What is being asked -
Report all lines holding "astronomik".

Listing -

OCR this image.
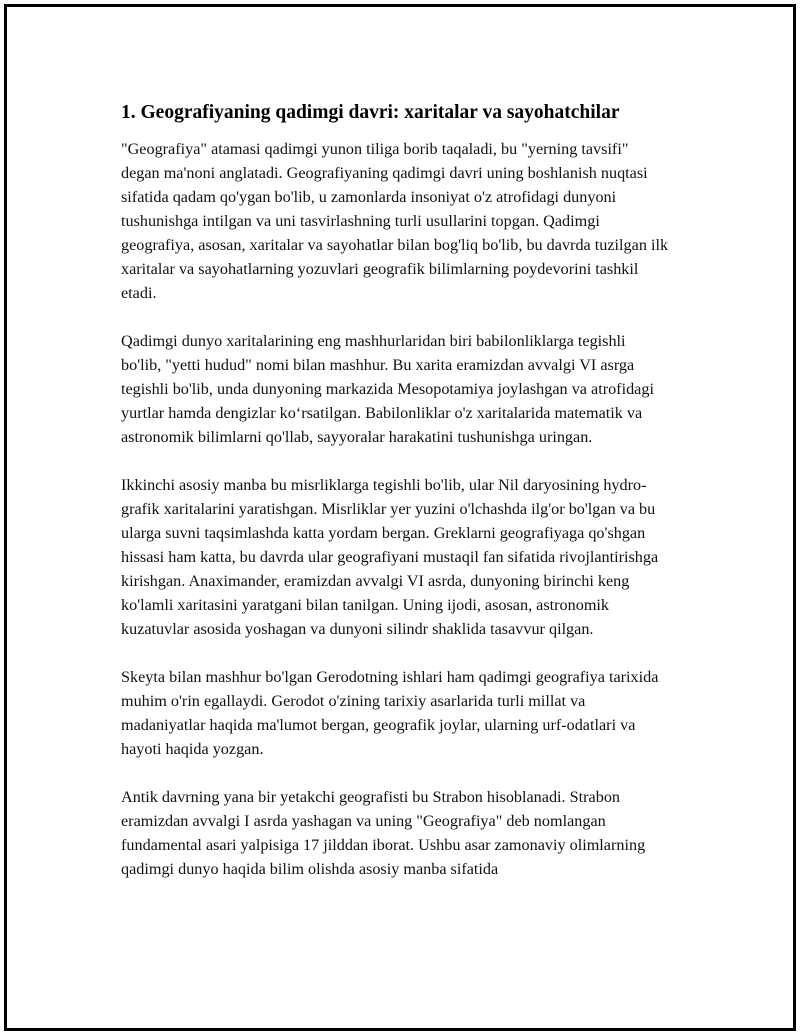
1. Geografiyaning qadimgi davri: xaritalar va sayohatchilar

"Geografiya" atamasi qadimgi yunon tiliga borib taqaladi, bu "yerning tavsifi" degan ma'noni anglatadi. Geografiyaning qadimgi davri uning boshlanish nuqtasi sifatida qadam qo'ygan bo'lib, u zamonlarda insoniyat o'z atrofidagi dunyoni tushunishga intilgan va uni tasvirlashning turli usullarini topgan. Qadimgi geografiya, asosan, xaritalar va sayohatlar bilan bog'liq bo'lib, bu davrda tuzilgan ilk xaritalar va sayohatlarning yozuvlari geografik bilimlarning poydevorini tashkil etadi.

Qadimgi dunyo xaritalarining eng mashhurlaridan biri babilonliklarga tegishli bo'lib, "yetti hudud" nomi bilan mashhur. Bu xarita eramizdan avvalgi VI asrga tegishli bo'lib, unda dunyoning markazida Mesopotamiya joylashgan va atrofidagi yurtlar hamda dengizlar ko‘rsatilgan. Babilonliklar o'z xaritalarida matematik va astronomik bilimlarni qo'llab, sayyoralar harakatini tushunishga uringan.

Ikkinchi asosiy manba bu misrliklarga tegishli bo'lib, ular Nil daryosining hydro-grafik xaritalarini yaratishgan. Misrliklar yer yuzini o'lchashda ilg'or bo'lgan va bu ularga suvni taqsimlashda katta yordam bergan. Greklarni geografiyaga qo'shgan hissasi ham katta, bu davrda ular geografiyani mustaqil fan sifatida rivojlantirishga kirishgan. Anaximander, eramizdan avvalgi VI asrda, dunyoning birinchi keng ko'lamli xaritasini yaratgani bilan tanilgan. Uning ijodi, asosan, astronomik kuzatuvlar asosida yoshagan va dunyoni silindr shaklida tasavvur qilgan.

Skeyta bilan mashhur bo'lgan Gerodotning ishlari ham qadimgi geografiya tarixida muhim o'rin egallaydi. Gerodot o'zining tarixiy asarlarida turli millat va madaniyatlar haqida ma'lumot bergan, geografik joylar, ularning urf-odatlari va hayoti haqida yozgan.

Antik davrning yana bir yetakchi geografisti bu Strabon hisoblanadi. Strabon eramizdan avvalgi I asrda yashagan va uning "Geografiya" deb nomlangan fundamental asari yalpisiga 17 jilddan iborat. Ushbu asar zamonaviy olimlarning qadimgi dunyo haqida bilim olishda asosiy manba sifatida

Answer to the problem -
Qadimgi dunyo xaritalarining eng mashhurlaridan biri babilonliklarga tegishli bo'lib, "yetti hudud" nomi bilan mashhur. Bu xarita eramizdan avvalgi VI asrga tegishli bo'lib, unda dunyoning markazida Mesopotamiya joylashgan va atrofidagi yurtlar hamda dengizlar ko‘rsatilgan. Babilonliklar o'z xaritalarida matematik va astronomik bilimlarni qo'llab, sayyoralar harakatini tushunishga uringan.
Ikkinchi asosiy manba bu misrliklarga tegishli bo'lib, ular Nil daryosining hydro-grafik xaritalarini yaratishgan. Misrliklar yer yuzini o'lchashda ilg'or bo'lgan va bu ularga suvni taqsimlashda katta yordam bergan. Greklarni geografiyaga qo'shgan hissasi ham katta, bu davrda ular geografiyani mustaqil fan sifatida rivojlantirishga kirishgan. Anaximander, eramizdan avvalgi VI asrda, dunyoning birinchi keng ko'lamli xaritasini yaratgani bilan tanilgan. Uning ijodi, asosan, astronomik kuzatuvlar asosida yoshagan va dunyoni silindr shaklida tasavvur qilgan.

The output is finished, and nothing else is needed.